Pull every line containing the word "grid" from the records.

● **Data to process**
-=-=-
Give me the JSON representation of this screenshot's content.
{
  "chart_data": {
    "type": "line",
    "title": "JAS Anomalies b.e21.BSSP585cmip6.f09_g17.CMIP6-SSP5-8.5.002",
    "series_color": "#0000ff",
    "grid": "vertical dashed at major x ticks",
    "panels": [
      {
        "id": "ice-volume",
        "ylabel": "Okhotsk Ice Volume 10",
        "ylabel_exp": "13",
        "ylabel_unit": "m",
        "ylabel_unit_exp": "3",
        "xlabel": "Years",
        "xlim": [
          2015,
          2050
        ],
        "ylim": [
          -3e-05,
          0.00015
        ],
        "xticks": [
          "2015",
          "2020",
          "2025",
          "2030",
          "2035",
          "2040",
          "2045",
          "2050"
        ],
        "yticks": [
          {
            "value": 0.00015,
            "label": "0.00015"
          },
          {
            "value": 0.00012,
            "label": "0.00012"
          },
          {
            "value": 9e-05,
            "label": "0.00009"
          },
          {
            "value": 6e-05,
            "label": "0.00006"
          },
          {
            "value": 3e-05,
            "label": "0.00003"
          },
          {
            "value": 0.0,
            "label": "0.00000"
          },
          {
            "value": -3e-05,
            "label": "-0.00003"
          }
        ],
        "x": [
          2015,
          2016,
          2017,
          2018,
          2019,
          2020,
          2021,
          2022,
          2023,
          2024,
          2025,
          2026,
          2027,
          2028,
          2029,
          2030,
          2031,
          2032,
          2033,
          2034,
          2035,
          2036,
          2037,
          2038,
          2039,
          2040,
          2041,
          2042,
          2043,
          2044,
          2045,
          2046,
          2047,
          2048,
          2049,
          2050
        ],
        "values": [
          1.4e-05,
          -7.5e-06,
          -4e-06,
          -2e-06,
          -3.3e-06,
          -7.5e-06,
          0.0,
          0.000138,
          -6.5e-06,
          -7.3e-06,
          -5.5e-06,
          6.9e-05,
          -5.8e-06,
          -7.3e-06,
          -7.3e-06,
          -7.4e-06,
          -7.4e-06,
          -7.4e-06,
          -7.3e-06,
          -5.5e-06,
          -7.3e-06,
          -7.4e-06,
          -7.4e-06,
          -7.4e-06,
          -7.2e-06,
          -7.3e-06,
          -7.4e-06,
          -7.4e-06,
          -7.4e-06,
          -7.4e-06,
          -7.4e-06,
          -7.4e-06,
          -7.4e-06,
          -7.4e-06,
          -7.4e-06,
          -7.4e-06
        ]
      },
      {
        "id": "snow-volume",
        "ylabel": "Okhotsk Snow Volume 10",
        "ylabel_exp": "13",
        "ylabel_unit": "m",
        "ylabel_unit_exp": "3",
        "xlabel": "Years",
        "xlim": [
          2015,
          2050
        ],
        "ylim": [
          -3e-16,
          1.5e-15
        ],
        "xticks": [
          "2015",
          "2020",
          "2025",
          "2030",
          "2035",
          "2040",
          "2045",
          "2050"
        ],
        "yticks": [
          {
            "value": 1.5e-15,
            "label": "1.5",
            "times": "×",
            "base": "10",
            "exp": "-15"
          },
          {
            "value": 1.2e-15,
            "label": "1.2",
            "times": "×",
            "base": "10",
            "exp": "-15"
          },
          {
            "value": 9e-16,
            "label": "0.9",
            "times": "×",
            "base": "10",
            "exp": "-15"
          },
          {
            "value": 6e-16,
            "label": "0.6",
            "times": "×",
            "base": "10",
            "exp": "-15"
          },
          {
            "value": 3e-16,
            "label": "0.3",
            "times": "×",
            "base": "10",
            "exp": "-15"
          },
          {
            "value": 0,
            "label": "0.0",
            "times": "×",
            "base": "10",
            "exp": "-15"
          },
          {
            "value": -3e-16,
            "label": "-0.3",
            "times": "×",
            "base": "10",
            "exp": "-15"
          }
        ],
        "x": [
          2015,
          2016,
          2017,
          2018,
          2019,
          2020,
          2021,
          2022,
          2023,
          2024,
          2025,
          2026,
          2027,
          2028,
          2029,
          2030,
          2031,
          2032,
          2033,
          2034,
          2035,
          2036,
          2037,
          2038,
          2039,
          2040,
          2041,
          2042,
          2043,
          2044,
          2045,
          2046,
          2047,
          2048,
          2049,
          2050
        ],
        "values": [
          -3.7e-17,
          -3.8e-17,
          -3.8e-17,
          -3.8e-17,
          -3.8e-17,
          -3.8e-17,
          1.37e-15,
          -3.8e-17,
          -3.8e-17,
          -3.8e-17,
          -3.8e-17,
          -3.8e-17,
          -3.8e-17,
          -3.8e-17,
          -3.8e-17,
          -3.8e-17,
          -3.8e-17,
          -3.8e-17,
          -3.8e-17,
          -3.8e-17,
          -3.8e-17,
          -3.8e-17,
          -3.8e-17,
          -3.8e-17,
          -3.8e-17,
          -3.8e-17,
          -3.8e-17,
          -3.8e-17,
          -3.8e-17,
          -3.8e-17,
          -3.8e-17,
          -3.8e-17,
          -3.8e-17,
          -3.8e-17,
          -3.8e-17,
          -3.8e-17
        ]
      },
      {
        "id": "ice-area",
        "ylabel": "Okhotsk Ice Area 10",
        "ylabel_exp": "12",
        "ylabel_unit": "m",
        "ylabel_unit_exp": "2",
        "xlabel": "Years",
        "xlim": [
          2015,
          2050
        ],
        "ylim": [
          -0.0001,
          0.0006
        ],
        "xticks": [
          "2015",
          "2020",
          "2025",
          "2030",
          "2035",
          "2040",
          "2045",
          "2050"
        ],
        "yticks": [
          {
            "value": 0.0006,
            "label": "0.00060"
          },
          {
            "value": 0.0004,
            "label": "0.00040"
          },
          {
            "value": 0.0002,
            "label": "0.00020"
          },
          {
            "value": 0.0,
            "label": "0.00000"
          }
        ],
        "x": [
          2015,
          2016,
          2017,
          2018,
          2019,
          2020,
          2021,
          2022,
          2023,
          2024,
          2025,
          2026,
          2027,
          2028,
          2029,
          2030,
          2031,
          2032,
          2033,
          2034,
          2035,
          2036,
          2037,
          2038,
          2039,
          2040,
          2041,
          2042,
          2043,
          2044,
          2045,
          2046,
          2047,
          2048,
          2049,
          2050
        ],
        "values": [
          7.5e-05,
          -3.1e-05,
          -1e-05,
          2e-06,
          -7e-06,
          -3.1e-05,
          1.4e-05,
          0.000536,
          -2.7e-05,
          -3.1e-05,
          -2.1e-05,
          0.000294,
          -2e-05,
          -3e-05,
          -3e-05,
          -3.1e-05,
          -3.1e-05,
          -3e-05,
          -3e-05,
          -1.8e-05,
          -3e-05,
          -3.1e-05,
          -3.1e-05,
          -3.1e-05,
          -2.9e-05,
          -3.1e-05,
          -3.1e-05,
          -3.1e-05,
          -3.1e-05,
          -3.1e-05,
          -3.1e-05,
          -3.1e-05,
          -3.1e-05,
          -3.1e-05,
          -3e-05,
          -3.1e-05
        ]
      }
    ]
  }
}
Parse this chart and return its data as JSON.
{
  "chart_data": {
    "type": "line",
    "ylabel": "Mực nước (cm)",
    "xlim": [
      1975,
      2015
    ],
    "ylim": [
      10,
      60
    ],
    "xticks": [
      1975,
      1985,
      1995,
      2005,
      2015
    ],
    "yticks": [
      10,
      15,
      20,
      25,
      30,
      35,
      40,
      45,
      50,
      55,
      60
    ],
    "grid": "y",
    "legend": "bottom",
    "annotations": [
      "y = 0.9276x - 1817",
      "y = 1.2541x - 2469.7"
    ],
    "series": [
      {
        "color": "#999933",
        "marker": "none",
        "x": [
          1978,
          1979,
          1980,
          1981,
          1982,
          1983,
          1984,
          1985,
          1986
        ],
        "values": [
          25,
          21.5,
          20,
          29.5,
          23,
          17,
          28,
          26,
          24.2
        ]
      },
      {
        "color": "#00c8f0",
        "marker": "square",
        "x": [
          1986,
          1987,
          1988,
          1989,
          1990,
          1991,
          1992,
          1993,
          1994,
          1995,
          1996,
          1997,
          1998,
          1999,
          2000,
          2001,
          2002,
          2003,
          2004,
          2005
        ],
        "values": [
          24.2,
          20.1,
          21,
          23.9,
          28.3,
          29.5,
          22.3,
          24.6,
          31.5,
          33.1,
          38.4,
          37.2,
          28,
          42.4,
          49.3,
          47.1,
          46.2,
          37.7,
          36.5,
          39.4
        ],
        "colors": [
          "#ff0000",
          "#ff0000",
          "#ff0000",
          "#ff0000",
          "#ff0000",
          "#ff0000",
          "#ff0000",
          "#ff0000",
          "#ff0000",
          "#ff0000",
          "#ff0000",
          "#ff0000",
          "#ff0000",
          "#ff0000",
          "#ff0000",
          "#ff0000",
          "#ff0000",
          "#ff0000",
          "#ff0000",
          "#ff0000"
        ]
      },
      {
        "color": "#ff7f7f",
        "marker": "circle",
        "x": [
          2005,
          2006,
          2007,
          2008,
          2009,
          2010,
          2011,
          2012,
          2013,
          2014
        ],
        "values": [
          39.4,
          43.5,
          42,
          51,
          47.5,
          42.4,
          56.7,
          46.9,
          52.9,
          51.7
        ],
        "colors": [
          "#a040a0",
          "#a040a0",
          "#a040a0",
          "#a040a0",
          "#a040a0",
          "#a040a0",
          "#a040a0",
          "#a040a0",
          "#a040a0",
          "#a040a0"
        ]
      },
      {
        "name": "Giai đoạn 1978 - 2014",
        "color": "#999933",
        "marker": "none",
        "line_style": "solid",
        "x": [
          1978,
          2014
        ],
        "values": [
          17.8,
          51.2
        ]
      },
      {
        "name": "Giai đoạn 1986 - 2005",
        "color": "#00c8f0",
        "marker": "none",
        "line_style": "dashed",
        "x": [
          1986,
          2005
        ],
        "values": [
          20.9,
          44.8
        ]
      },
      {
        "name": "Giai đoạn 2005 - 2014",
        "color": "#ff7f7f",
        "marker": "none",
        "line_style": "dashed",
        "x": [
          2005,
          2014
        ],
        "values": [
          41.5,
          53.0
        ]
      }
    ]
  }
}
-=-=-
● **Solution for this exercise**
    "grid": "vertical dashed at major x ticks",
    "grid": "y",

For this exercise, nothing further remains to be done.